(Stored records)
--- Start ---

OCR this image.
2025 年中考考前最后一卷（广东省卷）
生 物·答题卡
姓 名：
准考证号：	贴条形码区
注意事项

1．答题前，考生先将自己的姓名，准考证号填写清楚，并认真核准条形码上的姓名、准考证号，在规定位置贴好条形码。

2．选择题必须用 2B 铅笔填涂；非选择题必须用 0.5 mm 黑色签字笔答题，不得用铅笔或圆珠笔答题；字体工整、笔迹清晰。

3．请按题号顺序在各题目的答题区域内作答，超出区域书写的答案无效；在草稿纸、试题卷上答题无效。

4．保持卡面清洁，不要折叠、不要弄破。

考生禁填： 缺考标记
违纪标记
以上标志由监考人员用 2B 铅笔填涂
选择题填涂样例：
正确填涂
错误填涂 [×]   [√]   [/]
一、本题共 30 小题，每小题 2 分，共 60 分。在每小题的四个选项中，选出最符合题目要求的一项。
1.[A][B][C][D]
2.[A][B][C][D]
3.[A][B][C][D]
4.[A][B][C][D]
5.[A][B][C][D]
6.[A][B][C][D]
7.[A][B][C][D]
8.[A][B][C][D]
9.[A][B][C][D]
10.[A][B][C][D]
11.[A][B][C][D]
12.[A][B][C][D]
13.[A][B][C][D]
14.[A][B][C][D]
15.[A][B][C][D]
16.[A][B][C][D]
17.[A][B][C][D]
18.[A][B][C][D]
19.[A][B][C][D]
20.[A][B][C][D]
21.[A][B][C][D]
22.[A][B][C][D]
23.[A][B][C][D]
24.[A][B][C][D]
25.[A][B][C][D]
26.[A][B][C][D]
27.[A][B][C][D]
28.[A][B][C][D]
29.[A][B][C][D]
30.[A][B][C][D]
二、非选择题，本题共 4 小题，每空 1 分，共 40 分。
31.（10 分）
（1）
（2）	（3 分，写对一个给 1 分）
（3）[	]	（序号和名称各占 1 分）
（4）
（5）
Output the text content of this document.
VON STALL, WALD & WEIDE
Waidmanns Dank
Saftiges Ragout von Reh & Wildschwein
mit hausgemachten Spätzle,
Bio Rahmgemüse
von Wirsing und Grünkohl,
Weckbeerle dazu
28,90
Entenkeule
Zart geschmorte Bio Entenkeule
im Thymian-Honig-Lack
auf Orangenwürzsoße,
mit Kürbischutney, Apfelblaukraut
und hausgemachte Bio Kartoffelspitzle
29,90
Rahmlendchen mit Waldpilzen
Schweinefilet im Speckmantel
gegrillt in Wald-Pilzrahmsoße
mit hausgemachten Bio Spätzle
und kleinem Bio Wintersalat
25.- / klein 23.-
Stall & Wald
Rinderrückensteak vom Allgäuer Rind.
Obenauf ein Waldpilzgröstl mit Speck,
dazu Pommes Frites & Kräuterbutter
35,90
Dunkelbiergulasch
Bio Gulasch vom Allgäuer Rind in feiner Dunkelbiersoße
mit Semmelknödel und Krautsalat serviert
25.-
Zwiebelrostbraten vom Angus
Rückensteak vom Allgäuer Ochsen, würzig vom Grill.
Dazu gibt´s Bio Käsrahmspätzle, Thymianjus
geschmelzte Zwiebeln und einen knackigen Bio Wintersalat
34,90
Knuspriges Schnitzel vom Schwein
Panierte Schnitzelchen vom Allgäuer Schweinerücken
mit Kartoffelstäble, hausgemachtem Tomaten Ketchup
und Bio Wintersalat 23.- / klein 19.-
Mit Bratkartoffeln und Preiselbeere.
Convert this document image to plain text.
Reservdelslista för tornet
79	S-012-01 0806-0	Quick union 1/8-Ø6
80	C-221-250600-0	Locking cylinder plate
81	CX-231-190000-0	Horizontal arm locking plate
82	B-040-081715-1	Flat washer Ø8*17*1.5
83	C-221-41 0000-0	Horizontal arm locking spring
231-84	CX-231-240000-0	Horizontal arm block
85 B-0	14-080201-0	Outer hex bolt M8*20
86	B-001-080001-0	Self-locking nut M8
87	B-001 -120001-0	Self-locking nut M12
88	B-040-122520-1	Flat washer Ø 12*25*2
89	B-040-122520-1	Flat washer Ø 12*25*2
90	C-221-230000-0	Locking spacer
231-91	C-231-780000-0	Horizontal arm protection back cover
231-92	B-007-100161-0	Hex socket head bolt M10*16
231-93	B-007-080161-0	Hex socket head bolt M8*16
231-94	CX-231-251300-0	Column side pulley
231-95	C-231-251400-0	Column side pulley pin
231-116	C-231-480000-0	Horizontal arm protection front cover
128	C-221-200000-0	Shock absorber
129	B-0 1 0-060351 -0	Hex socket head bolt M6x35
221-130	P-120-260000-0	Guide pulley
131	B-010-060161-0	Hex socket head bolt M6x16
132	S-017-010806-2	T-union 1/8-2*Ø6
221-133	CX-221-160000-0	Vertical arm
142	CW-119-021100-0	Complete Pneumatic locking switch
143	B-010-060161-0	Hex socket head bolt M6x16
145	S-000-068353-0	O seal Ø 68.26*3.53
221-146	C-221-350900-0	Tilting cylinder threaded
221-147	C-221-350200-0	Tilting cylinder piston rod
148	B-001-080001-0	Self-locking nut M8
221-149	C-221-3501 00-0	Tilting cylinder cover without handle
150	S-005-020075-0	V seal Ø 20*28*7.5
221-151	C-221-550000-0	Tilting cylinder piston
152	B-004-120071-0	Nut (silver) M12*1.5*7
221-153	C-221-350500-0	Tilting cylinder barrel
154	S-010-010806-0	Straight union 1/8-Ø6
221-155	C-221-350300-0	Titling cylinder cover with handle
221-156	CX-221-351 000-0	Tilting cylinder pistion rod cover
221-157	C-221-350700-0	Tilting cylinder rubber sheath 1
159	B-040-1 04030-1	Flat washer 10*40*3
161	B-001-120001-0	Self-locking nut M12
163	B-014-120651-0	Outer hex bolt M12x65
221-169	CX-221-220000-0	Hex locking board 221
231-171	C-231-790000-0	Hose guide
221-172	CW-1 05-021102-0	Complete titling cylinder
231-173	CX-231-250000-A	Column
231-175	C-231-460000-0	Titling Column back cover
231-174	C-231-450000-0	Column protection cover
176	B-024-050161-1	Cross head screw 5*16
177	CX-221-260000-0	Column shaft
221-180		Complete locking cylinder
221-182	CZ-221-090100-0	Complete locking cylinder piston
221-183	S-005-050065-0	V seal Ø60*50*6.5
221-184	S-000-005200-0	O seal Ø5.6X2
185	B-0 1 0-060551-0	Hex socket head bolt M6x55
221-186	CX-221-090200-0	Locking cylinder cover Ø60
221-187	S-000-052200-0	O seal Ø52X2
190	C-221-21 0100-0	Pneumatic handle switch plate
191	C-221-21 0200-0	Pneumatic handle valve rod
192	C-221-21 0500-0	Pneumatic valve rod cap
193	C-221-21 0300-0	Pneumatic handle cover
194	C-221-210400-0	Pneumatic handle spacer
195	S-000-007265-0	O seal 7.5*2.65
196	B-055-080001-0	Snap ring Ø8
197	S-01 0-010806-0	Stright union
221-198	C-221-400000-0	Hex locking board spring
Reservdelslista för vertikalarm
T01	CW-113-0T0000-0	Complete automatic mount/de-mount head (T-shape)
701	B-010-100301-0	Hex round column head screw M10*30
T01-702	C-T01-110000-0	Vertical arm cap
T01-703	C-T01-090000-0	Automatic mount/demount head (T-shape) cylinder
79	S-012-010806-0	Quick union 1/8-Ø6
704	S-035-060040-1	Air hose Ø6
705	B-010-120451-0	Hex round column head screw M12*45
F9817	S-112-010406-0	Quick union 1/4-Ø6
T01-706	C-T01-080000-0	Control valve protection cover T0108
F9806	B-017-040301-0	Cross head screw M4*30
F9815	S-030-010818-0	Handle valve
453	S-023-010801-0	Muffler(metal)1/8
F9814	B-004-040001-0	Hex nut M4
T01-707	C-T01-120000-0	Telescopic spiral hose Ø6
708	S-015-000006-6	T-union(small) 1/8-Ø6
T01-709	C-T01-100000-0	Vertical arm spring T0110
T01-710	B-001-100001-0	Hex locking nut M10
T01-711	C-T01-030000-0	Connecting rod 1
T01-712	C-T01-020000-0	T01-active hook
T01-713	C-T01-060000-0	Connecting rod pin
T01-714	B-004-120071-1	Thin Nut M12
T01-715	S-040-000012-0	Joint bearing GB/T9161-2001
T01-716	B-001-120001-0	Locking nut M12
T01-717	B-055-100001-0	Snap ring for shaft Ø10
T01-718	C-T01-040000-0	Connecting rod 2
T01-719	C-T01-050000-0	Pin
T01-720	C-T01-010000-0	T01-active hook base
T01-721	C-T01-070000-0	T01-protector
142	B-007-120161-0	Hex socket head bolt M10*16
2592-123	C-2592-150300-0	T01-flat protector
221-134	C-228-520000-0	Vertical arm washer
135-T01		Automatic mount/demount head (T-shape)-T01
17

--- End ---

### Task instructions
Find every line that holds "Complete" and copy it.

### Task result
142	CW-119-021100-0	Complete Pneumatic locking switch
221-172	CW-1 05-021102-0	Complete titling cylinder
221-180		Complete locking cylinder
221-182	CZ-221-090100-0	Complete locking cylinder piston
T01	CW-113-0T0000-0	Complete automatic mount/de-mount head (T-shape)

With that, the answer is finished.